• Instructions for the task: Your task is to give the number of lines in the listing that include "true", and nothing else.

Dataset rows about figures
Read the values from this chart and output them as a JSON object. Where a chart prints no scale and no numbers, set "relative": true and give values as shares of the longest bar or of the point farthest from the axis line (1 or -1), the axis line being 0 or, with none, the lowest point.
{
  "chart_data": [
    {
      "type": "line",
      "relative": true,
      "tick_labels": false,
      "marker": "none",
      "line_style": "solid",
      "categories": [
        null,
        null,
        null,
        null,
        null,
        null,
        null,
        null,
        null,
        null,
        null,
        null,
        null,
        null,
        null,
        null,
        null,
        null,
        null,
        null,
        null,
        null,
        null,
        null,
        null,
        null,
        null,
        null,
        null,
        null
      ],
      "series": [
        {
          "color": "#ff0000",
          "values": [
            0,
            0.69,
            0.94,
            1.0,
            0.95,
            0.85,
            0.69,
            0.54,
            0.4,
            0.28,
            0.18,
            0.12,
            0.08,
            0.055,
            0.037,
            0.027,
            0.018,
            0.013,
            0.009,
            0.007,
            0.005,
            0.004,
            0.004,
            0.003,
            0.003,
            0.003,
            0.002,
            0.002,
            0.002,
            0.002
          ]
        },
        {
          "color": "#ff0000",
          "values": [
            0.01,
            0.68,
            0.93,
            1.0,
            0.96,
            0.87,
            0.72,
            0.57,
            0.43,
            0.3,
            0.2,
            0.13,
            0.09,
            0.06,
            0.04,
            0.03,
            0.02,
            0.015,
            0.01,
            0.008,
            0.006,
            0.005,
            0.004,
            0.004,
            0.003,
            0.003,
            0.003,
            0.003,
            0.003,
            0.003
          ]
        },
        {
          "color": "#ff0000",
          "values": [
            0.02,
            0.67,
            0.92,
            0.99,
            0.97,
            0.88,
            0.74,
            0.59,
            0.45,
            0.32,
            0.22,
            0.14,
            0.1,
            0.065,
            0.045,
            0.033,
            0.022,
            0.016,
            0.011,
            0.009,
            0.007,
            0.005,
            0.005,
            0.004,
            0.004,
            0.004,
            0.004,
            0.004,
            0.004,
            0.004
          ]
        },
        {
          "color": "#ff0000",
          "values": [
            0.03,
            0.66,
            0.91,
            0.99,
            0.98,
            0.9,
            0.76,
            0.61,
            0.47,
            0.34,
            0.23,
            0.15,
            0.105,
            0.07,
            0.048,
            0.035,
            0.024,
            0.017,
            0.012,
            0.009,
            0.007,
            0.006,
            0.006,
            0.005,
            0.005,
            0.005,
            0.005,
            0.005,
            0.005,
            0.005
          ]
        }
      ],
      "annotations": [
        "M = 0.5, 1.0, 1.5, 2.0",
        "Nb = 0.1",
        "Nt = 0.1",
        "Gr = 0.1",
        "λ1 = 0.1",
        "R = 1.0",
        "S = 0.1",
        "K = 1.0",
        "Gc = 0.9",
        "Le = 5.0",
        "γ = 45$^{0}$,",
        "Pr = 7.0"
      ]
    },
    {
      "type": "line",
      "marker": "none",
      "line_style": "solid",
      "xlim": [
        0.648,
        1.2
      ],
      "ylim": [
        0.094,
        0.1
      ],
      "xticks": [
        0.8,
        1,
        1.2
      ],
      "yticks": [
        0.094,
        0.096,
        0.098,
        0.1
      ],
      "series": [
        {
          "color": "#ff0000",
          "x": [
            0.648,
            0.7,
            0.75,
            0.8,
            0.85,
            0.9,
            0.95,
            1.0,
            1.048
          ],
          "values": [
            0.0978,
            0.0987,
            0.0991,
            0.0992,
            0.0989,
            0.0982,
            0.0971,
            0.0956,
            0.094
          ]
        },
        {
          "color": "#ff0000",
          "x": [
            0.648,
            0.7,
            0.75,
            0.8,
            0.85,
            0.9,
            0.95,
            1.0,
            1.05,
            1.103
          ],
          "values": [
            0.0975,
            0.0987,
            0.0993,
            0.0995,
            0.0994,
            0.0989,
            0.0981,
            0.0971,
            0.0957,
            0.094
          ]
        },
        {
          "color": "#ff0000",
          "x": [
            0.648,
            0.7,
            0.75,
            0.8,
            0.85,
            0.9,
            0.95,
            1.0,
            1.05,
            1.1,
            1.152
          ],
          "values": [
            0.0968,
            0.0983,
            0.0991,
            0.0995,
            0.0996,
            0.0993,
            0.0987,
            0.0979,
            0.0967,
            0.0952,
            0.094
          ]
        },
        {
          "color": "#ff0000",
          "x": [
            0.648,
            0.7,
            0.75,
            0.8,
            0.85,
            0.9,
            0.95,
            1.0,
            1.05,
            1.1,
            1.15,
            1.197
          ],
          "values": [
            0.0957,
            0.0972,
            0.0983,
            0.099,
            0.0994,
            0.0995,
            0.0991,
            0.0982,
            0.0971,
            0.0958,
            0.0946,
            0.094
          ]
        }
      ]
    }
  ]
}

• Solution for this problem: 2